◆ **Required task**: Which lines contain the word "Irradiancia"? Return each of them as written.

[Records from a collection]
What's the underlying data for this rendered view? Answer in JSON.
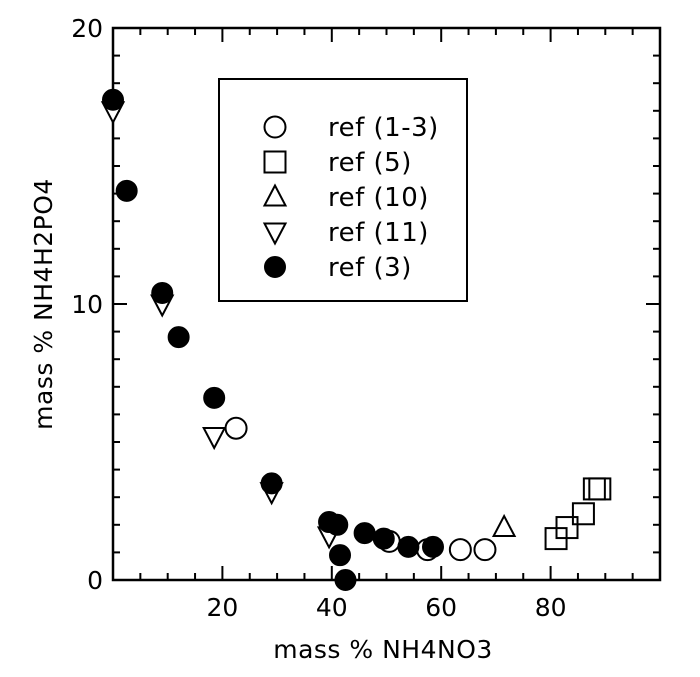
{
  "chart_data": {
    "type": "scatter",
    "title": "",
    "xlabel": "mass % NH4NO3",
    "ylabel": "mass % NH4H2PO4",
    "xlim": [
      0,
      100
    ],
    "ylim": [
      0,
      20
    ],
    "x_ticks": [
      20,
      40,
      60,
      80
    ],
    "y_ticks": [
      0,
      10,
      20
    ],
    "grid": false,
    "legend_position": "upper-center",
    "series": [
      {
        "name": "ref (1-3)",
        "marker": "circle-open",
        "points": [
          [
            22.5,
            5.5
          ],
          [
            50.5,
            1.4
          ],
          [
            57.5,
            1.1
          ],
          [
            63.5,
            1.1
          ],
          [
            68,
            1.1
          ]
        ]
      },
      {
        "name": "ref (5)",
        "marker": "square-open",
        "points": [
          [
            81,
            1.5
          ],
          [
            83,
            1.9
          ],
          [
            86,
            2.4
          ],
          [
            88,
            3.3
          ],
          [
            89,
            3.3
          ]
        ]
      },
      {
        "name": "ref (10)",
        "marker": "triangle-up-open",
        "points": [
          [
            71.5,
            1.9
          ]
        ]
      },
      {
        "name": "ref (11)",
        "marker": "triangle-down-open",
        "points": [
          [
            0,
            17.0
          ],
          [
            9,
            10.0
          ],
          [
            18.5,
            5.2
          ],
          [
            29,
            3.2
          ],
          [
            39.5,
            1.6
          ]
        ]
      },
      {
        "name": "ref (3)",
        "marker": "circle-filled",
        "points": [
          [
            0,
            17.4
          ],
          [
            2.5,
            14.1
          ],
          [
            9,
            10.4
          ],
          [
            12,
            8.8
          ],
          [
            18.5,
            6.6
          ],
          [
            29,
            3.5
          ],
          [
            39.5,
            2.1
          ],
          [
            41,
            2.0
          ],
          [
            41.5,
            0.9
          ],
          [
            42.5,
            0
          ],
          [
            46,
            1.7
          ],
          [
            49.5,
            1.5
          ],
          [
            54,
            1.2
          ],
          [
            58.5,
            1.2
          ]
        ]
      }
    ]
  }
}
---
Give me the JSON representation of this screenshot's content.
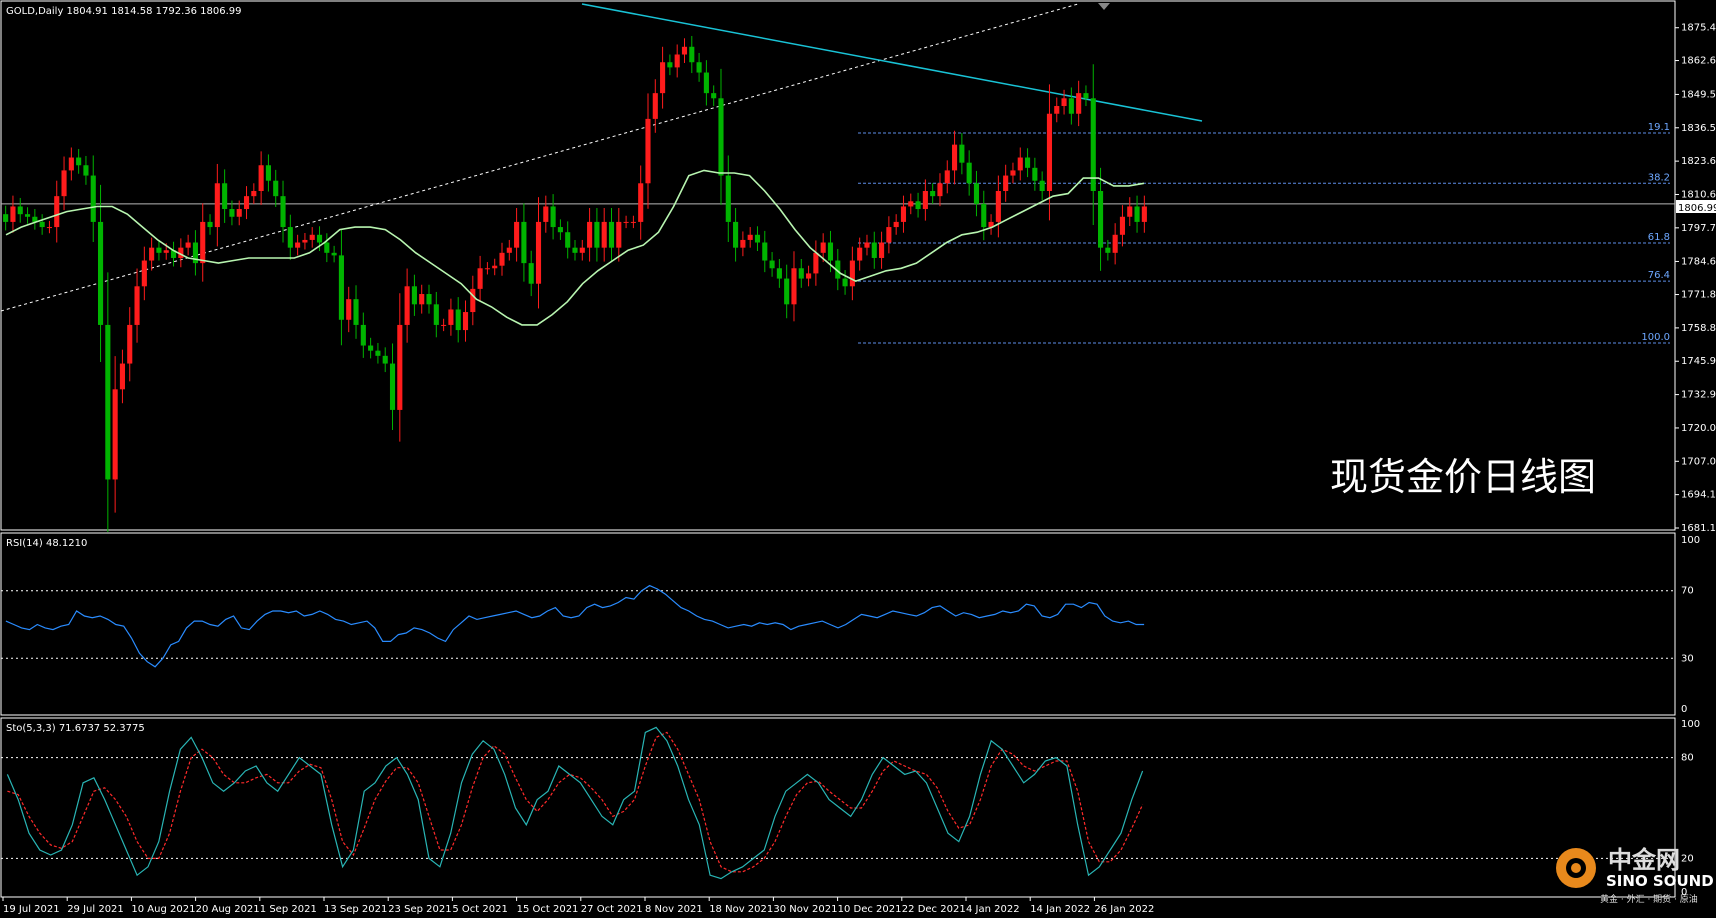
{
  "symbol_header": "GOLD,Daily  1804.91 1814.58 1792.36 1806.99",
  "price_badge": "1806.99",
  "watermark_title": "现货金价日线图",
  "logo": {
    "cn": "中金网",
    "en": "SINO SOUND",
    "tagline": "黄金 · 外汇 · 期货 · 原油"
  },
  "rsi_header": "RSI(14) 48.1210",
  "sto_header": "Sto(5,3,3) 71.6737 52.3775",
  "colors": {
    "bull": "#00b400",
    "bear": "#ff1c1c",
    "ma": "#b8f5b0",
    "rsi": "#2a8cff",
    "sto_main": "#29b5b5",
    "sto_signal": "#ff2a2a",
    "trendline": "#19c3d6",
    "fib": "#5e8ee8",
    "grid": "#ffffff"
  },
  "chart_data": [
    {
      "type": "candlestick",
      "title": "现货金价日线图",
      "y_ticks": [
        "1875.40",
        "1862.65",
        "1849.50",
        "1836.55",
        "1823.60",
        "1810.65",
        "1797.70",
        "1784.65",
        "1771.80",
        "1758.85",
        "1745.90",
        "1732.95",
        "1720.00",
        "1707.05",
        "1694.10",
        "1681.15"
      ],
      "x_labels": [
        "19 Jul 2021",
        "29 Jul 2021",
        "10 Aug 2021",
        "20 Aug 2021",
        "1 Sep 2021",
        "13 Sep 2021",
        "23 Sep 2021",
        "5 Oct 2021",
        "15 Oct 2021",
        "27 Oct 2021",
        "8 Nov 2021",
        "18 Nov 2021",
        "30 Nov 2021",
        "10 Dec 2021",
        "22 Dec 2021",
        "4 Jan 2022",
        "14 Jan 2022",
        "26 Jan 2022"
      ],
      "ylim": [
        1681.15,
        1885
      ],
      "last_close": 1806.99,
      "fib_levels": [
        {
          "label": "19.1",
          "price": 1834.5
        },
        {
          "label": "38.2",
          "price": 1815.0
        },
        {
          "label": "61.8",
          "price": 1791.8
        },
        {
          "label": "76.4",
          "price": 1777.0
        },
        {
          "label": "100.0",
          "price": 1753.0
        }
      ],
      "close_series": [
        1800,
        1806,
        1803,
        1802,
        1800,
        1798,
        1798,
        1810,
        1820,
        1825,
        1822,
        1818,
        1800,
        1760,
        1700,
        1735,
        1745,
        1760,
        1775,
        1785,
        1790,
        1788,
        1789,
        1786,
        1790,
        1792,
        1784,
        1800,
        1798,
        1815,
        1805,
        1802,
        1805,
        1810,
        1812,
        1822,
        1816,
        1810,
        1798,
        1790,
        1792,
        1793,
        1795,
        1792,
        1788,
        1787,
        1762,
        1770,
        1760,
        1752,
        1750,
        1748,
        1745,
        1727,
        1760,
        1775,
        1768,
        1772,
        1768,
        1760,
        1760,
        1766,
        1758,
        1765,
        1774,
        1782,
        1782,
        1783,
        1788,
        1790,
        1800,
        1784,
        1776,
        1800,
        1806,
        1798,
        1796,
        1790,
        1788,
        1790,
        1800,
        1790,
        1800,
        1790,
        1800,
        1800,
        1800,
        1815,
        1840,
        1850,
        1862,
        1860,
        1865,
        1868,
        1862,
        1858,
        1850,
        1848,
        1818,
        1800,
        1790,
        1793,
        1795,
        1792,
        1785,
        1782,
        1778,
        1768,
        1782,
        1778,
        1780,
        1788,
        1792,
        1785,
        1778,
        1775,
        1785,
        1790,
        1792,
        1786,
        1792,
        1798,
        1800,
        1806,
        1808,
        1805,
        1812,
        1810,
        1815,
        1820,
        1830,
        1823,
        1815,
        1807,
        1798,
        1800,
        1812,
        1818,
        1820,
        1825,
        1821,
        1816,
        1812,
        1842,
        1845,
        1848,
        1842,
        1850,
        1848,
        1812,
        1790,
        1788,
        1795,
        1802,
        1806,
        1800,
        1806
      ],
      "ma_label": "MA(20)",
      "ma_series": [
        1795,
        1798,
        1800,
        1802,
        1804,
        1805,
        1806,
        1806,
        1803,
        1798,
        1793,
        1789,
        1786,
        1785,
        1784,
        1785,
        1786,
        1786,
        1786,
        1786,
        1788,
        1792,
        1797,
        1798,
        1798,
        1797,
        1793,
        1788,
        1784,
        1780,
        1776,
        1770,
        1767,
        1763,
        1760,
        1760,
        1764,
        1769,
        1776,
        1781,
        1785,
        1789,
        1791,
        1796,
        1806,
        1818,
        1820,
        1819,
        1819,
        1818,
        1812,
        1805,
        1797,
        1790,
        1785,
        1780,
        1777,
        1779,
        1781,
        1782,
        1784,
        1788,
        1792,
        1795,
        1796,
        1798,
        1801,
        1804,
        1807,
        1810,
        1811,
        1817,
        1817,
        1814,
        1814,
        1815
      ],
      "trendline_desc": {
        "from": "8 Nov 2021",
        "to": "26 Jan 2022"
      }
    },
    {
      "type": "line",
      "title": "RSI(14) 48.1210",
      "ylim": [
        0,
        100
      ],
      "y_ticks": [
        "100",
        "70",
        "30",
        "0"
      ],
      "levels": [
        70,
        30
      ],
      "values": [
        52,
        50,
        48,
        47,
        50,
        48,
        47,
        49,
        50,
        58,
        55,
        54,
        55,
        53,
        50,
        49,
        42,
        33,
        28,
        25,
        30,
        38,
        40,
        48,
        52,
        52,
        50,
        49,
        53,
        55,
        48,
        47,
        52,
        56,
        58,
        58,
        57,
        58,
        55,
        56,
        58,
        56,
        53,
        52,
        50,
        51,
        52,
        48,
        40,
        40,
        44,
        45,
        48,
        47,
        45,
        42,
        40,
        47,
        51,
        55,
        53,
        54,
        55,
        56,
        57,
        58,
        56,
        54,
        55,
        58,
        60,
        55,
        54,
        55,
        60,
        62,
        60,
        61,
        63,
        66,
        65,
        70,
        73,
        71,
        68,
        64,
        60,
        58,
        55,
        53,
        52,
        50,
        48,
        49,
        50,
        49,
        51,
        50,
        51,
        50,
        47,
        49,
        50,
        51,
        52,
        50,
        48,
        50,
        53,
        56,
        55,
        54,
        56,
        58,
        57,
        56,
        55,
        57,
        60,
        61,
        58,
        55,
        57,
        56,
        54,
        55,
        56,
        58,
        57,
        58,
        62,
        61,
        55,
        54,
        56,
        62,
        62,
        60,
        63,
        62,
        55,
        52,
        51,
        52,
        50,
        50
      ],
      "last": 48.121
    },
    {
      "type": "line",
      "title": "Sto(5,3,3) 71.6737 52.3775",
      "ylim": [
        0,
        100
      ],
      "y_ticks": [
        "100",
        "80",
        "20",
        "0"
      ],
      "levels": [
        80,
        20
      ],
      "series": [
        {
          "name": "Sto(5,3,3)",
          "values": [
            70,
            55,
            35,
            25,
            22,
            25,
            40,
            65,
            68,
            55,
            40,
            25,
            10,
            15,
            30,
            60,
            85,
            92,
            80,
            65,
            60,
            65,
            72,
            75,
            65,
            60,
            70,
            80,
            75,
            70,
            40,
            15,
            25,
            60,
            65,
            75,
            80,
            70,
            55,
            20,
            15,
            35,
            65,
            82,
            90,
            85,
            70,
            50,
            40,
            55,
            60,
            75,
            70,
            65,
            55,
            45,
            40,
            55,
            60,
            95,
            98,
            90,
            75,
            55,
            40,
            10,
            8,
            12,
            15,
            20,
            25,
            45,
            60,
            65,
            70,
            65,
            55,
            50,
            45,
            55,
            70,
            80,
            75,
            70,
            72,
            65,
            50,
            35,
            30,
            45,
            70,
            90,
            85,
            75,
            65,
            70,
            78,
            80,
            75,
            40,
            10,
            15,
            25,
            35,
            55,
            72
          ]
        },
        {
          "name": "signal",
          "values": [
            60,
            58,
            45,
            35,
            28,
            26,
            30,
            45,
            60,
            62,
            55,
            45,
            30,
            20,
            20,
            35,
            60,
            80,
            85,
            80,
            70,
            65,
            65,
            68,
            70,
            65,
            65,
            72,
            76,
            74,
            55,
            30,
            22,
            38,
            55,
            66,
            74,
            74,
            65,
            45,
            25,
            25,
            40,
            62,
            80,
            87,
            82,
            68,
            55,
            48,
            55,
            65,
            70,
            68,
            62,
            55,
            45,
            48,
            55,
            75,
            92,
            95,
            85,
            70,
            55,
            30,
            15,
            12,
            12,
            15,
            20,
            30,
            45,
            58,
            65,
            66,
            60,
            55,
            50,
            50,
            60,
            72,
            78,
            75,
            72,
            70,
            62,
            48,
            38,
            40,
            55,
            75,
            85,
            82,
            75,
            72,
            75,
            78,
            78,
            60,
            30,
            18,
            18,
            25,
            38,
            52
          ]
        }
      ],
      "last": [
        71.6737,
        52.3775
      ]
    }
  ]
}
...
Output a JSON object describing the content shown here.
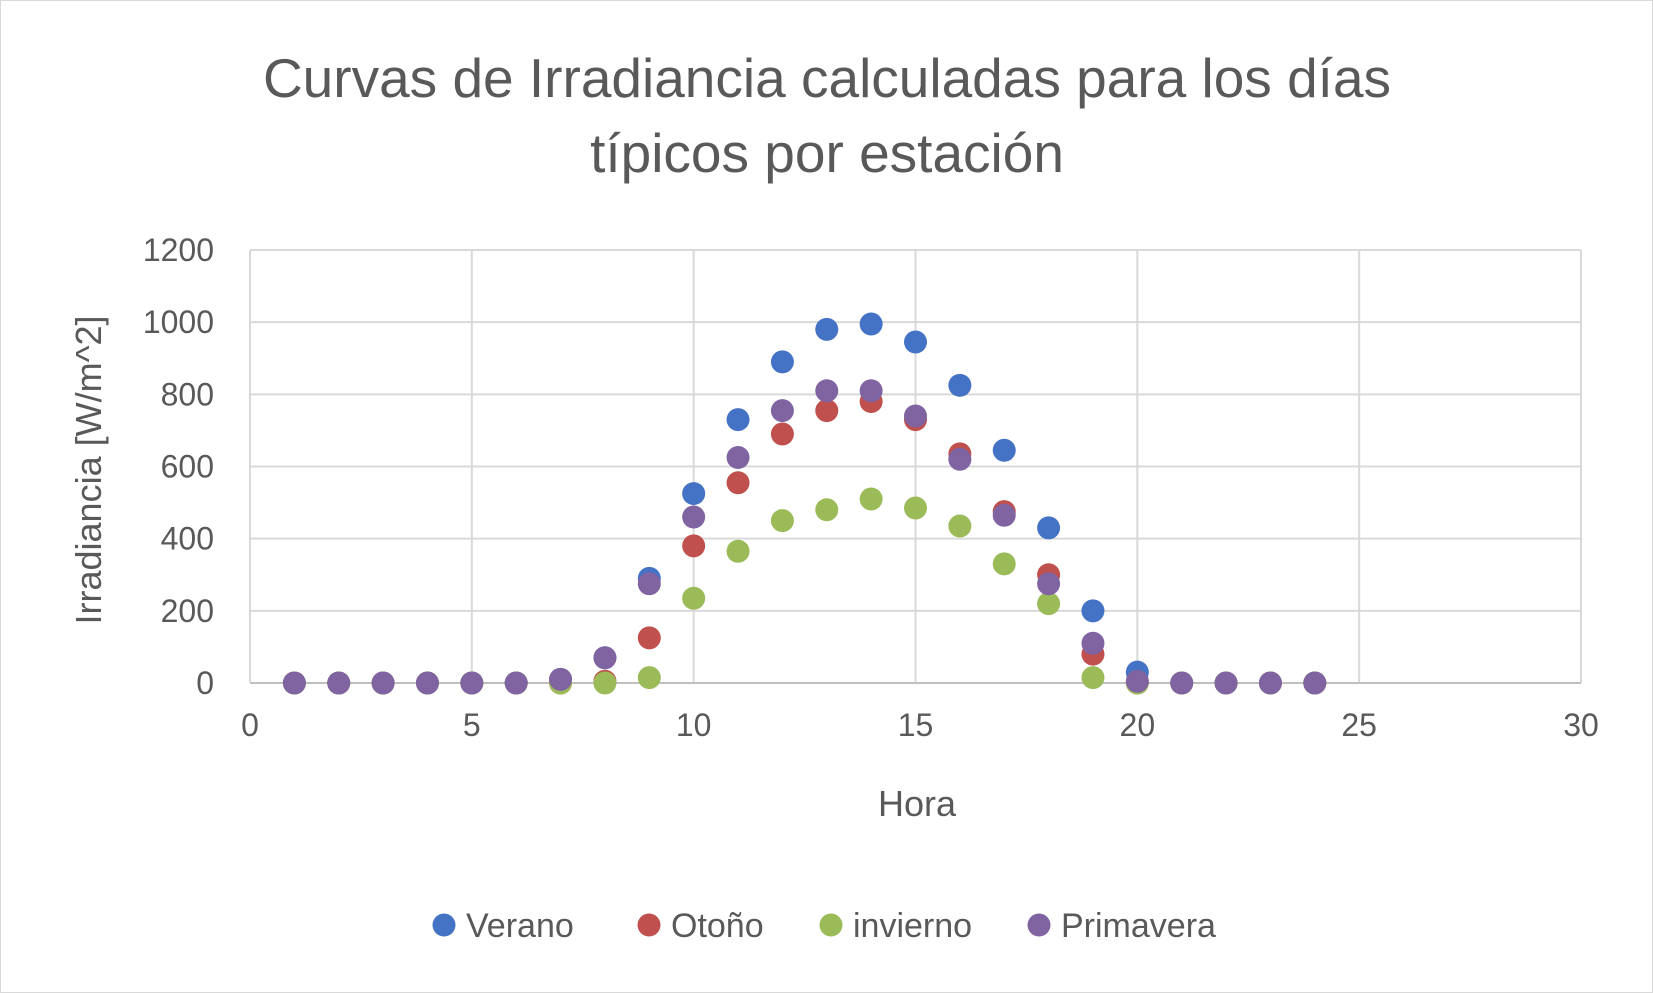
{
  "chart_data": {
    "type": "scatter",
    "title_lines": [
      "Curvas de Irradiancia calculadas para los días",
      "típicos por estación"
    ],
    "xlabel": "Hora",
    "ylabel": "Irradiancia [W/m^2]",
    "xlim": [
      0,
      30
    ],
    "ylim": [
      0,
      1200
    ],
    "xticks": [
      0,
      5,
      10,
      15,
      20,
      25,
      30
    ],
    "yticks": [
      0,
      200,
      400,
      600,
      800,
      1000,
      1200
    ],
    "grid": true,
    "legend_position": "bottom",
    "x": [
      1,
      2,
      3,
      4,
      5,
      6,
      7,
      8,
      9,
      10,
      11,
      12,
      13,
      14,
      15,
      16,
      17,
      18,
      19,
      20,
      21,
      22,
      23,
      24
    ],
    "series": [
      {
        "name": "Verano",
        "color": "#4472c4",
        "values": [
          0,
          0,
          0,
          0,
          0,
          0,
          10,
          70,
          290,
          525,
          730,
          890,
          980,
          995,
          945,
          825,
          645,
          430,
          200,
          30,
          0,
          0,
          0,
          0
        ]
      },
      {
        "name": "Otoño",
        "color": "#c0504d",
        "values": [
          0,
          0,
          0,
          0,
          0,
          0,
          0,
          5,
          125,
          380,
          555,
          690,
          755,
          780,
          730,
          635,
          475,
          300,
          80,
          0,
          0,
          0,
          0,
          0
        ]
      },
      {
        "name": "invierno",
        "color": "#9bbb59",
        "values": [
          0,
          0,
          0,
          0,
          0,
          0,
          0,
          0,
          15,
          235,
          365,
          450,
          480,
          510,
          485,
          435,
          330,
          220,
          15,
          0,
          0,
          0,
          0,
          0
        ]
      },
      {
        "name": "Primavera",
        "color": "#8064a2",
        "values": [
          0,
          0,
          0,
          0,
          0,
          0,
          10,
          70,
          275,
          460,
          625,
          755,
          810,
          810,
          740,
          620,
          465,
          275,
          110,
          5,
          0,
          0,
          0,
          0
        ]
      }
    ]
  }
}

◆ **Solution to the problem**:
      "Curvas de Irradiancia calculadas para los días",
    "ylabel": "Irradiancia [W/m^2]",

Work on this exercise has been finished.